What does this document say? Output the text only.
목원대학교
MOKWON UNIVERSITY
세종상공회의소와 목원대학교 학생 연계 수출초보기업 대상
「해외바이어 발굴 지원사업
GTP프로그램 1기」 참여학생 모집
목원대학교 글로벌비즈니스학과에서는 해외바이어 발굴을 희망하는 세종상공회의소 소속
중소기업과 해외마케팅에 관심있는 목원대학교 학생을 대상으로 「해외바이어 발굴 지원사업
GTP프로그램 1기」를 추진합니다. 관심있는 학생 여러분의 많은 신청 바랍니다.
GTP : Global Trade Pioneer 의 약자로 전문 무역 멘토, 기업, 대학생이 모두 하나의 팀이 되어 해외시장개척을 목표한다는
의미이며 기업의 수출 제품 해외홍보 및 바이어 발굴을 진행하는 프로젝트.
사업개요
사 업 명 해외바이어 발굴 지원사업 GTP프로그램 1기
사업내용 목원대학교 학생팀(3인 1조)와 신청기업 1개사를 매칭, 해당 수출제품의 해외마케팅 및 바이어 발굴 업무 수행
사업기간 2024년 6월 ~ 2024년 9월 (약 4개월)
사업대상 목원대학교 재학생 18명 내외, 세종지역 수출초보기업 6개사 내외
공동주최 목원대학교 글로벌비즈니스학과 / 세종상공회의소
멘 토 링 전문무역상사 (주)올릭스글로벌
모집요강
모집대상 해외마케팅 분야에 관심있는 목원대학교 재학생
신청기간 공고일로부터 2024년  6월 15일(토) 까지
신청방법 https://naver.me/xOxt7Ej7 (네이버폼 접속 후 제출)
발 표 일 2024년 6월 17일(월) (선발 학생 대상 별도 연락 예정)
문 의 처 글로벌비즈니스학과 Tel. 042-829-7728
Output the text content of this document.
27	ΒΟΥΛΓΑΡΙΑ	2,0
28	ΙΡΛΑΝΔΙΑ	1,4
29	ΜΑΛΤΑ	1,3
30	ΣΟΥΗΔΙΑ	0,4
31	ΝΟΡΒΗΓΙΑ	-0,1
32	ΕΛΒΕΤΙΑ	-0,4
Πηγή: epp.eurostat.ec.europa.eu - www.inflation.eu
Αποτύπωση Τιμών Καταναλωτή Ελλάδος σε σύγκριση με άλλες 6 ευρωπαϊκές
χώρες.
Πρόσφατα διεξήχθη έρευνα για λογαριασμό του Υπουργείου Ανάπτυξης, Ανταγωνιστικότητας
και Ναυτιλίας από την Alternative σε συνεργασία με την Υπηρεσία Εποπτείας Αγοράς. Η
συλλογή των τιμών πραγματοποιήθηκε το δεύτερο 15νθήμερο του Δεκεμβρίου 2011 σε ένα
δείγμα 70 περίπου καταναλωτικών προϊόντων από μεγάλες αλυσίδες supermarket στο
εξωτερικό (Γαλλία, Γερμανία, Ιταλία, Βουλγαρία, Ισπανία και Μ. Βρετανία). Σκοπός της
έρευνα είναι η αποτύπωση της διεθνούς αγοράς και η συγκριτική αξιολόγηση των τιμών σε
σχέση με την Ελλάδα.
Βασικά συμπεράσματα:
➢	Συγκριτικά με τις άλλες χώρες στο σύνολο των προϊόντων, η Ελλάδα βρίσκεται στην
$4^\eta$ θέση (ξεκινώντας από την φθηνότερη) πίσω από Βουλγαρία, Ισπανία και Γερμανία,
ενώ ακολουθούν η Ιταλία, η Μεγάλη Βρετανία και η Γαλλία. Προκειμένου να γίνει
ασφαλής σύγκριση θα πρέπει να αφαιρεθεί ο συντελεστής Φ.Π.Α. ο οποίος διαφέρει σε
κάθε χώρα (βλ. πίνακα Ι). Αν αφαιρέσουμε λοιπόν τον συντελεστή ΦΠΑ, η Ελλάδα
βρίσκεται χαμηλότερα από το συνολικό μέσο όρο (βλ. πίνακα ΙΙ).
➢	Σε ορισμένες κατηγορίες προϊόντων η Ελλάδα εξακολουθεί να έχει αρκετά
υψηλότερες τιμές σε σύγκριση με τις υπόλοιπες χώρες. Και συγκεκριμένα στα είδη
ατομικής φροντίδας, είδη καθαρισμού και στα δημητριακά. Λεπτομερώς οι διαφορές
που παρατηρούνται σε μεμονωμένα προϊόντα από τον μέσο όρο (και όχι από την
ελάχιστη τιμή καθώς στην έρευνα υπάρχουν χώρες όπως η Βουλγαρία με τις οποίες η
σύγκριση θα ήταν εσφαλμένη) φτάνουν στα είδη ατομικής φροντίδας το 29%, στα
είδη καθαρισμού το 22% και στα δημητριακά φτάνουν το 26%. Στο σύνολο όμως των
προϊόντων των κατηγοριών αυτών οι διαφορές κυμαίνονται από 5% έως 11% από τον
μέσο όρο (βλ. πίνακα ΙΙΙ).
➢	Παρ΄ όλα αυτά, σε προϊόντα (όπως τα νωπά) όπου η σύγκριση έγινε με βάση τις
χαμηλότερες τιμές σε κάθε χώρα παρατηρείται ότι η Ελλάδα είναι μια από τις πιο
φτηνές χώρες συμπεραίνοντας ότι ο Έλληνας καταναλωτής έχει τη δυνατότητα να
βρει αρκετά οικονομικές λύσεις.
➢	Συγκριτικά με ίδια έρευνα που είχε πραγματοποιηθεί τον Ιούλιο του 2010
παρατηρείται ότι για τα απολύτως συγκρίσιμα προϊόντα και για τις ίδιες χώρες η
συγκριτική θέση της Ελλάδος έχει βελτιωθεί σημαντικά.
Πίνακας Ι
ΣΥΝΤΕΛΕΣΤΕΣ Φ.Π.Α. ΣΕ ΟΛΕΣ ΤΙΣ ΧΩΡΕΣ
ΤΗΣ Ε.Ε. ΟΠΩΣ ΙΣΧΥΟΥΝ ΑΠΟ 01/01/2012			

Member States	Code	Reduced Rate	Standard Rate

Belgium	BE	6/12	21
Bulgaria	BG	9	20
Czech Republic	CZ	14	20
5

################

*PROBLEM DETAILS*
Type out all of the material again, word for word.

*REPLY TO THE EXERCISE*
What does this document say? Output the text only.
목원대학교
MOKWON UNIVERSITY
세종상공회의소와 목원대학교 학생 연계 수출초보기업 대상
「해외바이어 발굴 지원사업
GTP프로그램 1기」 참여학생 모집
목원대학교 글로벌비즈니스학과에서는 해외바이어 발굴을 희망하는 세종상공회의소 소속
중소기업과 해외마케팅에 관심있는 목원대학교 학생을 대상으로 「해외바이어 발굴 지원사업
GTP프로그램 1기」를 추진합니다. 관심있는 학생 여러분의 많은 신청 바랍니다.
GTP : Global Trade Pioneer 의 약자로 전문 무역 멘토, 기업, 대학생이 모두 하나의 팀이 되어 해외시장개척을 목표한다는
의미이며 기업의 수출 제품 해외홍보 및 바이어 발굴을 진행하는 프로젝트.
사업개요
사 업 명 해외바이어 발굴 지원사업 GTP프로그램 1기
사업내용 목원대학교 학생팀(3인 1조)와 신청기업 1개사를 매칭, 해당 수출제품의 해외마케팅 및 바이어 발굴 업무 수행
사업기간 2024년 6월 ~ 2024년 9월 (약 4개월)
사업대상 목원대학교 재학생 18명 내외, 세종지역 수출초보기업 6개사 내외
공동주최 목원대학교 글로벌비즈니스학과 / 세종상공회의소
멘 토 링 전문무역상사 (주)올릭스글로벌
모집요강
모집대상 해외마케팅 분야에 관심있는 목원대학교 재학생
신청기간 공고일로부터 2024년  6월 15일(토) 까지
신청방법 https://naver.me/xOxt7Ej7 (네이버폼 접속 후 제출)
발 표 일 2024년 6월 17일(월) (선발 학생 대상 별도 연락 예정)
문 의 처 글로벌비즈니스학과 Tel. 042-829-7728
Output the text content of this document.
27	ΒΟΥΛΓΑΡΙΑ	2,0
28	ΙΡΛΑΝΔΙΑ	1,4
29	ΜΑΛΤΑ	1,3
30	ΣΟΥΗΔΙΑ	0,4
31	ΝΟΡΒΗΓΙΑ	-0,1
32	ΕΛΒΕΤΙΑ	-0,4
Πηγή: epp.eurostat.ec.europa.eu - www.inflation.eu
Αποτύπωση Τιμών Καταναλωτή Ελλάδος σε σύγκριση με άλλες 6 ευρωπαϊκές
χώρες.
Πρόσφατα διεξήχθη έρευνα για λογαριασμό του Υπουργείου Ανάπτυξης, Ανταγωνιστικότητας
και Ναυτιλίας από την Alternative σε συνεργασία με την Υπηρεσία Εποπτείας Αγοράς. Η
συλλογή των τιμών πραγματοποιήθηκε το δεύτερο 15νθήμερο του Δεκεμβρίου 2011 σε ένα
δείγμα 70 περίπου καταναλωτικών προϊόντων από μεγάλες αλυσίδες supermarket στο
εξωτερικό (Γαλλία, Γερμανία, Ιταλία, Βουλγαρία, Ισπανία και Μ. Βρετανία). Σκοπός της
έρευνα είναι η αποτύπωση της διεθνούς αγοράς και η συγκριτική αξιολόγηση των τιμών σε
σχέση με την Ελλάδα.
Βασικά συμπεράσματα:
➢	Συγκριτικά με τις άλλες χώρες στο σύνολο των προϊόντων, η Ελλάδα βρίσκεται στην
$4^\eta$ θέση (ξεκινώντας από την φθηνότερη) πίσω από Βουλγαρία, Ισπανία και Γερμανία,
ενώ ακολουθούν η Ιταλία, η Μεγάλη Βρετανία και η Γαλλία. Προκειμένου να γίνει
ασφαλής σύγκριση θα πρέπει να αφαιρεθεί ο συντελεστής Φ.Π.Α. ο οποίος διαφέρει σε
κάθε χώρα (βλ. πίνακα Ι). Αν αφαιρέσουμε λοιπόν τον συντελεστή ΦΠΑ, η Ελλάδα
βρίσκεται χαμηλότερα από το συνολικό μέσο όρο (βλ. πίνακα ΙΙ).
➢	Σε ορισμένες κατηγορίες προϊόντων η Ελλάδα εξακολουθεί να έχει αρκετά
υψηλότερες τιμές σε σύγκριση με τις υπόλοιπες χώρες. Και συγκεκριμένα στα είδη
ατομικής φροντίδας, είδη καθαρισμού και στα δημητριακά. Λεπτομερώς οι διαφορές
που παρατηρούνται σε μεμονωμένα προϊόντα από τον μέσο όρο (και όχι από την
ελάχιστη τιμή καθώς στην έρευνα υπάρχουν χώρες όπως η Βουλγαρία με τις οποίες η
σύγκριση θα ήταν εσφαλμένη) φτάνουν στα είδη ατομικής φροντίδας το 29%, στα
είδη καθαρισμού το 22% και στα δημητριακά φτάνουν το 26%. Στο σύνολο όμως των
προϊόντων των κατηγοριών αυτών οι διαφορές κυμαίνονται από 5% έως 11% από τον
μέσο όρο (βλ. πίνακα ΙΙΙ).
➢	Παρ΄ όλα αυτά, σε προϊόντα (όπως τα νωπά) όπου η σύγκριση έγινε με βάση τις
χαμηλότερες τιμές σε κάθε χώρα παρατηρείται ότι η Ελλάδα είναι μια από τις πιο
φτηνές χώρες συμπεραίνοντας ότι ο Έλληνας καταναλωτής έχει τη δυνατότητα να
βρει αρκετά οικονομικές λύσεις.
➢	Συγκριτικά με ίδια έρευνα που είχε πραγματοποιηθεί τον Ιούλιο του 2010
παρατηρείται ότι για τα απολύτως συγκρίσιμα προϊόντα και για τις ίδιες χώρες η
συγκριτική θέση της Ελλάδος έχει βελτιωθεί σημαντικά.
Πίνακας Ι
ΣΥΝΤΕΛΕΣΤΕΣ Φ.Π.Α. ΣΕ ΟΛΕΣ ΤΙΣ ΧΩΡΕΣ
ΤΗΣ Ε.Ε. ΟΠΩΣ ΙΣΧΥΟΥΝ ΑΠΟ 01/01/2012			

Member States	Code	Reduced Rate	Standard Rate

Belgium	BE	6/12	21
Bulgaria	BG	9	20
Czech Republic	CZ	14	20
5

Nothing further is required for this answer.